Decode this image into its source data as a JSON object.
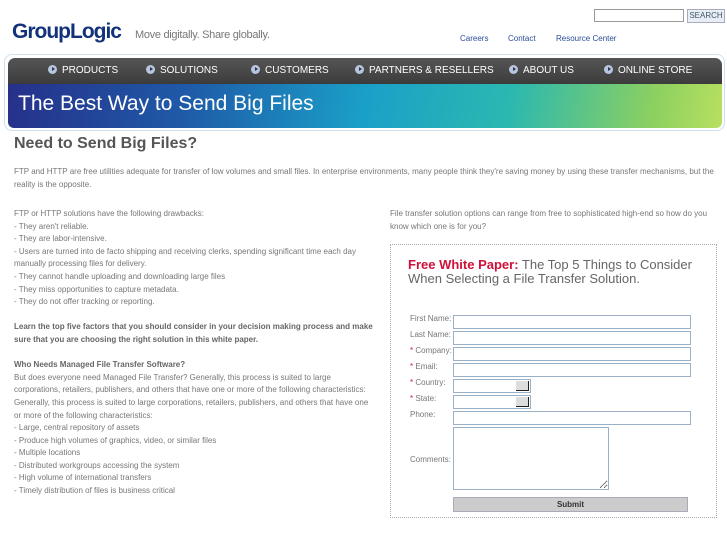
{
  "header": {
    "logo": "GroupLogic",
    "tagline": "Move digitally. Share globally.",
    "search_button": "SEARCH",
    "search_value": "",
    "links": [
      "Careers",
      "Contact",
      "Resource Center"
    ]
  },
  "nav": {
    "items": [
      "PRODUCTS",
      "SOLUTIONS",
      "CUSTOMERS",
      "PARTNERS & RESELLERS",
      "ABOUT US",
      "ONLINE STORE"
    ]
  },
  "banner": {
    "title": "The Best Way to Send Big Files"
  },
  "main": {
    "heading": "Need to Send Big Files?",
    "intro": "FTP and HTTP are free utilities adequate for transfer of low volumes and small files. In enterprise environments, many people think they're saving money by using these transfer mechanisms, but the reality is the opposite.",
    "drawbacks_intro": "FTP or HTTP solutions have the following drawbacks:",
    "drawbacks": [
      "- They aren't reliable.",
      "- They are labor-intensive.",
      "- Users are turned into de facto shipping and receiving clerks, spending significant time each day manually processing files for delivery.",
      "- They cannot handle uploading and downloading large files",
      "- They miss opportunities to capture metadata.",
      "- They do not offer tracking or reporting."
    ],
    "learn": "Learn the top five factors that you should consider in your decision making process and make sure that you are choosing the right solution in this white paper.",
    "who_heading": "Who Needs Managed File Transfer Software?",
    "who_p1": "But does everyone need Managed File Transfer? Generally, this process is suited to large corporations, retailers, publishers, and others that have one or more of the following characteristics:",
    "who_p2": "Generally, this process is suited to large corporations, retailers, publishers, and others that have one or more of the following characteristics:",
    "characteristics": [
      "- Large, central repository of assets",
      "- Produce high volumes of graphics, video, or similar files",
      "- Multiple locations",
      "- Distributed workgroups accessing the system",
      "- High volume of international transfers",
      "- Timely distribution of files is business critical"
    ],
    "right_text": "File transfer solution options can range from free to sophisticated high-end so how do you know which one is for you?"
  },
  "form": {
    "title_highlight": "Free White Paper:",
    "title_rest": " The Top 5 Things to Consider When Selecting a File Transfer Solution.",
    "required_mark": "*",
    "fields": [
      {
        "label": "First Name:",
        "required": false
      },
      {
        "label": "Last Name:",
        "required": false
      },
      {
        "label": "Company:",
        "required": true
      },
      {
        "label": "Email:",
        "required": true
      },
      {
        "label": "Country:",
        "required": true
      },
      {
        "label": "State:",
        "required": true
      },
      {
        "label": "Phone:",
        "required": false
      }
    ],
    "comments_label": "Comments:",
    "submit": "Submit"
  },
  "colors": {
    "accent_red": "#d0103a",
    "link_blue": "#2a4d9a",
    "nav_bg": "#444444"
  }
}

+ + +

**GOAL OF THE EXERCISE:** Skip the pictures and print each record exactly as it stands.

**RESULT OF THE EXERCISE:**
Decode this image into its source data as a JSON object.
{
  "header": {
    "logo": "GroupLogic",
    "tagline": "Move digitally. Share globally.",
    "search_button": "SEARCH",
    "search_value": "",
    "links": [
      "Careers",
      "Contact",
      "Resource Center"
    ]
  },
  "nav": {
    "items": [
      "PRODUCTS",
      "SOLUTIONS",
      "CUSTOMERS",
      "PARTNERS & RESELLERS",
      "ABOUT US",
      "ONLINE STORE"
    ]
  },
  "banner": {
    "title": "The Best Way to Send Big Files"
  },
  "main": {
    "heading": "Need to Send Big Files?",
    "intro": "FTP and HTTP are free utilities adequate for transfer of low volumes and small files. In enterprise environments, many people think they're saving money by using these transfer mechanisms, but the reality is the opposite.",
    "drawbacks_intro": "FTP or HTTP solutions have the following drawbacks:",
    "drawbacks": [
      "- They aren't reliable.",
      "- They are labor-intensive.",
      "- Users are turned into de facto shipping and receiving clerks, spending significant time each day manually processing files for delivery.",
      "- They cannot handle uploading and downloading large files",
      "- They miss opportunities to capture metadata.",
      "- They do not offer tracking or reporting."
    ],
    "learn": "Learn the top five factors that you should consider in your decision making process and make sure that you are choosing the right solution in this white paper.",
    "who_heading": "Who Needs Managed File Transfer Software?",
    "who_p1": "But does everyone need Managed File Transfer? Generally, this process is suited to large corporations, retailers, publishers, and others that have one or more of the following characteristics:",
    "who_p2": "Generally, this process is suited to large corporations, retailers, publishers, and others that have one or more of the following characteristics:",
    "characteristics": [
      "- Large, central repository of assets",
      "- Produce high volumes of graphics, video, or similar files",
      "- Multiple locations",
      "- Distributed workgroups accessing the system",
      "- High volume of international transfers",
      "- Timely distribution of files is business critical"
    ],
    "right_text": "File transfer solution options can range from free to sophisticated high-end so how do you know which one is for you?"
  },
  "form": {
    "title_highlight": "Free White Paper:",
    "title_rest": " The Top 5 Things to Consider When Selecting a File Transfer Solution.",
    "required_mark": "*",
    "fields": [
      {
        "label": "First Name:",
        "required": false
      },
      {
        "label": "Last Name:",
        "required": false
      },
      {
        "label": "Company:",
        "required": true
      },
      {
        "label": "Email:",
        "required": true
      },
      {
        "label": "Country:",
        "required": true
      },
      {
        "label": "State:",
        "required": true
      },
      {
        "label": "Phone:",
        "required": false
      }
    ],
    "comments_label": "Comments:",
    "submit": "Submit"
  },
  "colors": {
    "accent_red": "#d0103a",
    "link_blue": "#2a4d9a",
    "nav_bg": "#444444"
  }
}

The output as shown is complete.